[Data items]
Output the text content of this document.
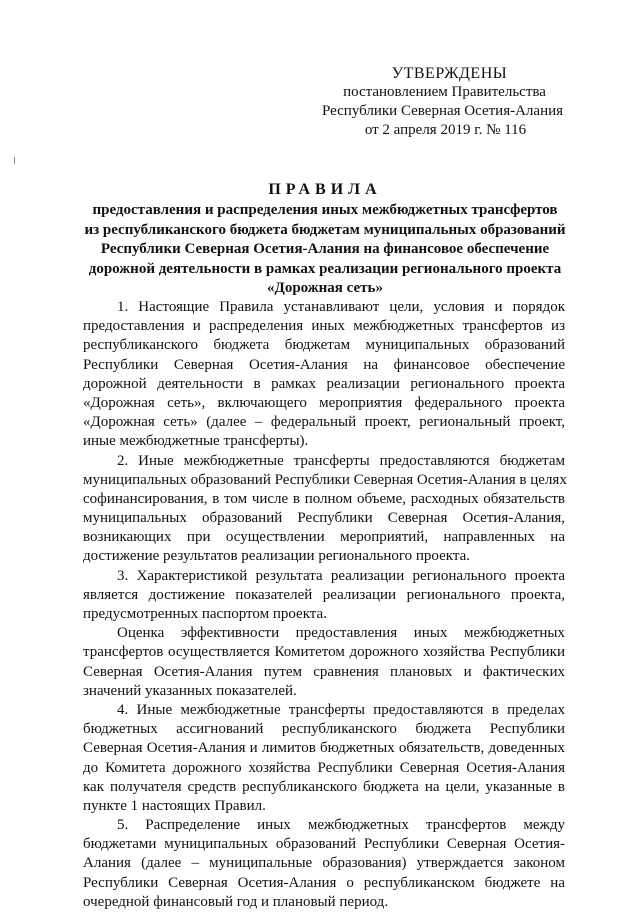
УТВЕРЖДЕНЫ
постановлением Правительства
Республики Северная Осетия-Алания
от 2 апреля 2019 г. № 116
ПРАВИЛА
предоставления и распределения иных межбюджетных трансфертов
из республиканского бюджета бюджетам муниципальных образований
Республики Северная Осетия-Алания на финансовое обеспечение
дорожной деятельности в рамках реализации регионального проекта
«Дорожная сеть»
1. Настоящие Правила устанавливают цели, условия и порядок
предоставления и распределения иных межбюджетных трансфертов из
республиканского бюджета бюджетам муниципальных образований
Республики Северная Осетия-Алания на финансовое обеспечение
дорожной деятельности в рамках реализации регионального проекта
«Дорожная сеть», включающего мероприятия федерального проекта
«Дорожная сеть» (далее – федеральный проект, региональный проект,
иные межбюджетные трансферты).
2. Иные межбюджетные трансферты предоставляются бюджетам
муниципальных образований Республики Северная Осетия-Алания в целях
софинансирования, в том числе в полном объеме, расходных обязательств
муниципальных образований Республики Северная Осетия-Алания,
возникающих при осуществлении мероприятий, направленных на
достижение результатов реализации регионального проекта.
3. Характеристикой результата реализации регионального проекта
является достижение показателей реализации регионального проекта,
предусмотренных паспортом проекта.
Оценка эффективности предоставления иных межбюджетных
трансфертов осуществляется Комитетом дорожного хозяйства Республики
Северная Осетия-Алания путем сравнения плановых и фактических
значений указанных показателей.
4. Иные межбюджетные трансферты предоставляются в пределах
бюджетных ассигнований республиканского бюджета Республики
Северная Осетия-Алания и лимитов бюджетных обязательств, доведенных
до Комитета дорожного хозяйства Республики Северная Осетия-Алания
как получателя средств республиканского бюджета на цели, указанные в
пункте 1 настоящих Правил.
5. Распределение иных межбюджетных трансфертов между
бюджетами муниципальных образований Республики Северная Осетия-
Алания (далее – муниципальные образования) утверждается законом
Республики Северная Осетия-Алания о республиканском бюджете на
очередной финансовый год и плановый период.
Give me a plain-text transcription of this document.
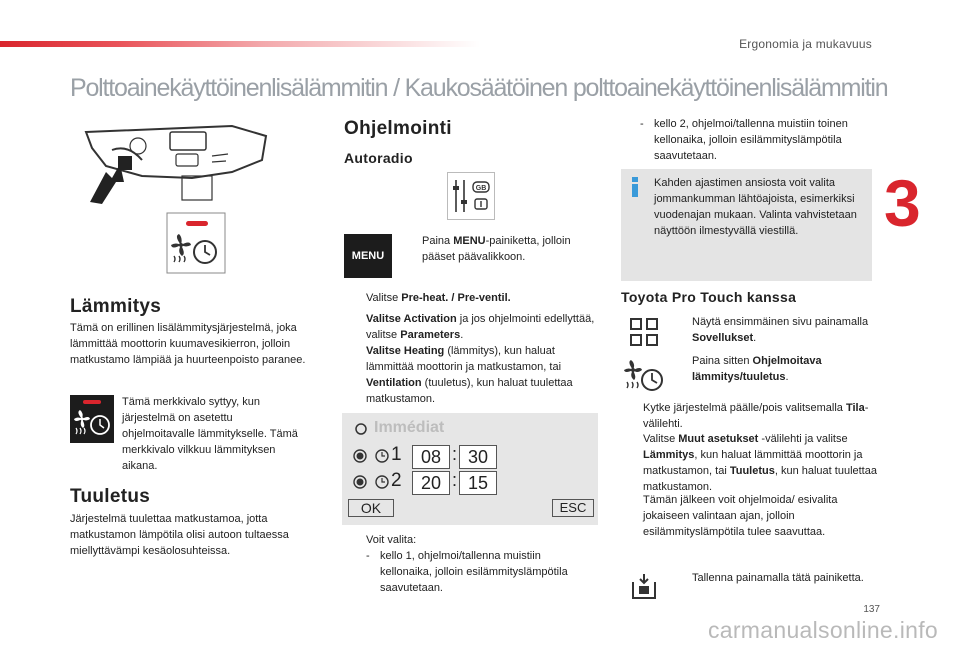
Ergonomia ja mukavuus
Polttoainekäyttöinenlisälämmitin / Kaukosäätöinen polttoainekäyttöinenlisälämmitin
3
Lämmitys
Tämä on erillinen lisälämmitysjärjestelmä, joka lämmittää moottorin kuumavesikierron, jolloin matkustamo lämpiää ja huurteenpoisto paranee.
Tämä merkkivalo syttyy, kun järjestelmä on asetettu ohjelmoitavalle lämmitykselle. Tämä merkkivalo vilkkuu lämmityksen aikana.
Tuuletus
Järjestelmä tuulettaa matkustamoa, jotta matkustamon lämpötila olisi autoon tultaessa miellyttävämpi kesäolosuhteissa.
Ohjelmointi
Autoradio
GB
MENU
Paina MENU-painiketta, jolloin pääset päävalikkoon.
Valitse Pre-heat. / Pre-ventil.
Valitse Activation ja jos ohjelmointi edellyttää, valitse Parameters.
Valitse Heating (lämmitys), kun haluat lämmittää moottorin ja matkustamon, tai Ventilation (tuuletus), kun haluat tuulettaa matkustamon.
Immédiat
1	08 : 30
2	20 : 15
OK	ESC
Voit valita:
- kello 1, ohjelmoi/tallenna muistiin kellonaika, jolloin esilämmityslämpötila saavutetaan.
- kello 2, ohjelmoi/tallenna muistiin toinen kellonaika, jolloin esilämmityslämpötila saavutetaan.
Kahden ajastimen ansiosta voit valita jommankumman lähtöajoista, esimerkiksi vuodenajan mukaan. Valinta vahvistetaan näyttöön ilmestyvällä viestillä.
Toyota Pro Touch kanssa
Näytä ensimmäinen sivu painamalla Sovellukset.
Paina sitten Ohjelmoitava lämmitys/tuuletus.
Kytke järjestelmä päälle/pois valitsemalla Tila-välilehti.
Valitse Muut asetukset -välilehti ja valitse Lämmitys, kun haluat lämmittää moottorin ja matkustamon, tai Tuuletus, kun haluat tuulettaa matkustamon.
Tämän jälkeen voit ohjelmoida/ esivalita jokaiseen valintaan ajan, jolloin esilämmityslämpötila tulee saavuttaa.
Tallenna painamalla tätä painiketta.
137
carmanualsonline.info
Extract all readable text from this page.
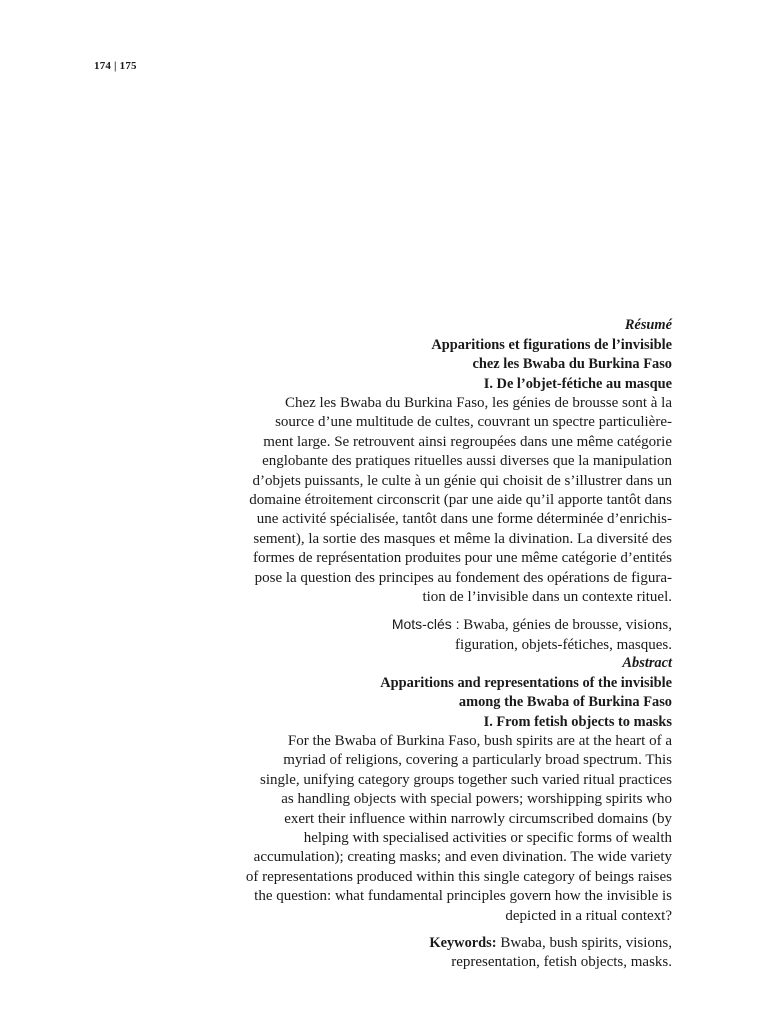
174 | 175
Résumé
Apparitions et figurations de l’invisible
chez les Bwaba du Burkina Faso
I. De l’objet-fétiche au masque

Chez les Bwaba du Burkina Faso, les génies de brousse sont à la
source d’une multitude de cultes, couvrant un spectre particulière-
ment large. Se retrouvent ainsi regroupées dans une même catégorie
englobante des pratiques rituelles aussi diverses que la manipulation
d’objets puissants, le culte à un génie qui choisit de s’illustrer dans un
domaine étroitement circonscrit (par une aide qu’il apporte tantôt dans
une activité spécialisée, tantôt dans une forme déterminée d’enrichis-
sement), la sortie des masques et même la divination. La diversité des
formes de représentation produites pour une même catégorie d’entités
pose la question des principes au fondement des opérations de figura-
tion de l’invisible dans un contexte rituel.

Mots-clés : Bwaba, génies de brousse, visions,
figuration, objets-fétiches, masques.
Abstract
Apparitions and representations of the invisible
among the Bwaba of Burkina Faso
I. From fetish objects to masks

For the Bwaba of Burkina Faso, bush spirits are at the heart of a
myriad of religions, covering a particularly broad spectrum. This
single, unifying category groups together such varied ritual practices
as handling objects with special powers; worshipping spirits who
exert their influence within narrowly circumscribed domains (by
helping with specialised activities or specific forms of wealth
accumulation); creating masks; and even divination. The wide variety
of representations produced within this single category of beings raises
the question: what fundamental principles govern how the invisible is
depicted in a ritual context?

Keywords: Bwaba, bush spirits, visions,
representation, fetish objects, masks.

* [Aim]: From start to finish, output the listing exactly, but omit its pictures.

* [Solved exercise]:
Output the text content of this document.
УТВЕРЖДЕНЫ
постановлением Правительства
Республики Северная Осетия-Алания
от 2 апреля 2019 г. № 116
ПРАВИЛА
предоставления и распределения иных межбюджетных трансфертов
из республиканского бюджета бюджетам муниципальных образований
Республики Северная Осетия-Алания на финансовое обеспечение
дорожной деятельности в рамках реализации регионального проекта
«Дорожная сеть»
1. Настоящие Правила устанавливают цели, условия и порядок
предоставления и распределения иных межбюджетных трансфертов из
республиканского бюджета бюджетам муниципальных образований
Республики Северная Осетия-Алания на финансовое обеспечение
дорожной деятельности в рамках реализации регионального проекта
«Дорожная сеть», включающего мероприятия федерального проекта
«Дорожная сеть» (далее – федеральный проект, региональный проект,
иные межбюджетные трансферты).
2. Иные межбюджетные трансферты предоставляются бюджетам
муниципальных образований Республики Северная Осетия-Алания в целях
софинансирования, в том числе в полном объеме, расходных обязательств
муниципальных образований Республики Северная Осетия-Алания,
возникающих при осуществлении мероприятий, направленных на
достижение результатов реализации регионального проекта.
3. Характеристикой результата реализации регионального проекта
является достижение показателей реализации регионального проекта,
предусмотренных паспортом проекта.
Оценка эффективности предоставления иных межбюджетных
трансфертов осуществляется Комитетом дорожного хозяйства Республики
Северная Осетия-Алания путем сравнения плановых и фактических
значений указанных показателей.
4. Иные межбюджетные трансферты предоставляются в пределах
бюджетных ассигнований республиканского бюджета Республики
Северная Осетия-Алания и лимитов бюджетных обязательств, доведенных
до Комитета дорожного хозяйства Республики Северная Осетия-Алания
как получателя средств республиканского бюджета на цели, указанные в
пункте 1 настоящих Правил.
5. Распределение иных межбюджетных трансфертов между
бюджетами муниципальных образований Республики Северная Осетия-
Алания (далее – муниципальные образования) утверждается законом
Республики Северная Осетия-Алания о республиканском бюджете на
очередной финансовый год и плановый период.
Give me a plain-text transcription of this document.
Ergonomia ja mukavuus
Polttoainekäyttöinenlisälämmitin / Kaukosäätöinen polttoainekäyttöinenlisälämmitin
3
Lämmitys
Tämä on erillinen lisälämmitysjärjestelmä, joka lämmittää moottorin kuumavesikierron, jolloin matkustamo lämpiää ja huurteenpoisto paranee.
Tämä merkkivalo syttyy, kun järjestelmä on asetettu ohjelmoitavalle lämmitykselle. Tämä merkkivalo vilkkuu lämmityksen aikana.
Tuuletus
Järjestelmä tuulettaa matkustamoa, jotta matkustamon lämpötila olisi autoon tultaessa miellyttävämpi kesäolosuhteissa.
Ohjelmointi
Autoradio
GB
MENU
Paina MENU-painiketta, jolloin pääset päävalikkoon.
Valitse Pre-heat. / Pre-ventil.
Valitse Activation ja jos ohjelmointi edellyttää, valitse Parameters.
Valitse Heating (lämmitys), kun haluat lämmittää moottorin ja matkustamon, tai Ventilation (tuuletus), kun haluat tuulettaa matkustamon.
Immédiat
1	08 : 30
2	20 : 15
OK	ESC
Voit valita:
- kello 1, ohjelmoi/tallenna muistiin kellonaika, jolloin esilämmityslämpötila saavutetaan.
- kello 2, ohjelmoi/tallenna muistiin toinen kellonaika, jolloin esilämmityslämpötila saavutetaan.
Kahden ajastimen ansiosta voit valita jommankumman lähtöajoista, esimerkiksi vuodenajan mukaan. Valinta vahvistetaan näyttöön ilmestyvällä viestillä.
Toyota Pro Touch kanssa
Näytä ensimmäinen sivu painamalla Sovellukset.
Paina sitten Ohjelmoitava lämmitys/tuuletus.
Kytke järjestelmä päälle/pois valitsemalla Tila-välilehti.
Valitse Muut asetukset -välilehti ja valitse Lämmitys, kun haluat lämmittää moottorin ja matkustamon, tai Tuuletus, kun haluat tuulettaa matkustamon.
Tämän jälkeen voit ohjelmoida/ esivalita jokaiseen valintaan ajan, jolloin esilämmityslämpötila tulee saavuttaa.
Tallenna painamalla tätä painiketta.
137
carmanualsonline.info
Extract all readable text from this page.
174 | 175
Résumé
Apparitions et figurations de l’invisible
chez les Bwaba du Burkina Faso
I. De l’objet-fétiche au masque

Chez les Bwaba du Burkina Faso, les génies de brousse sont à la
source d’une multitude de cultes, couvrant un spectre particulière-
ment large. Se retrouvent ainsi regroupées dans une même catégorie
englobante des pratiques rituelles aussi diverses que la manipulation
d’objets puissants, le culte à un génie qui choisit de s’illustrer dans un
domaine étroitement circonscrit (par une aide qu’il apporte tantôt dans
une activité spécialisée, tantôt dans une forme déterminée d’enrichis-
sement), la sortie des masques et même la divination. La diversité des
formes de représentation produites pour une même catégorie d’entités
pose la question des principes au fondement des opérations de figura-
tion de l’invisible dans un contexte rituel.

Mots-clés : Bwaba, génies de brousse, visions,
figuration, objets-fétiches, masques.
Abstract
Apparitions and representations of the invisible
among the Bwaba of Burkina Faso
I. From fetish objects to masks

For the Bwaba of Burkina Faso, bush spirits are at the heart of a
myriad of religions, covering a particularly broad spectrum. This
single, unifying category groups together such varied ritual practices
as handling objects with special powers; worshipping spirits who
exert their influence within narrowly circumscribed domains (by
helping with specialised activities or specific forms of wealth
accumulation); creating masks; and even divination. The wide variety
of representations produced within this single category of beings raises
the question: what fundamental principles govern how the invisible is
depicted in a ritual context?

Keywords: Bwaba, bush spirits, visions,
representation, fetish objects, masks.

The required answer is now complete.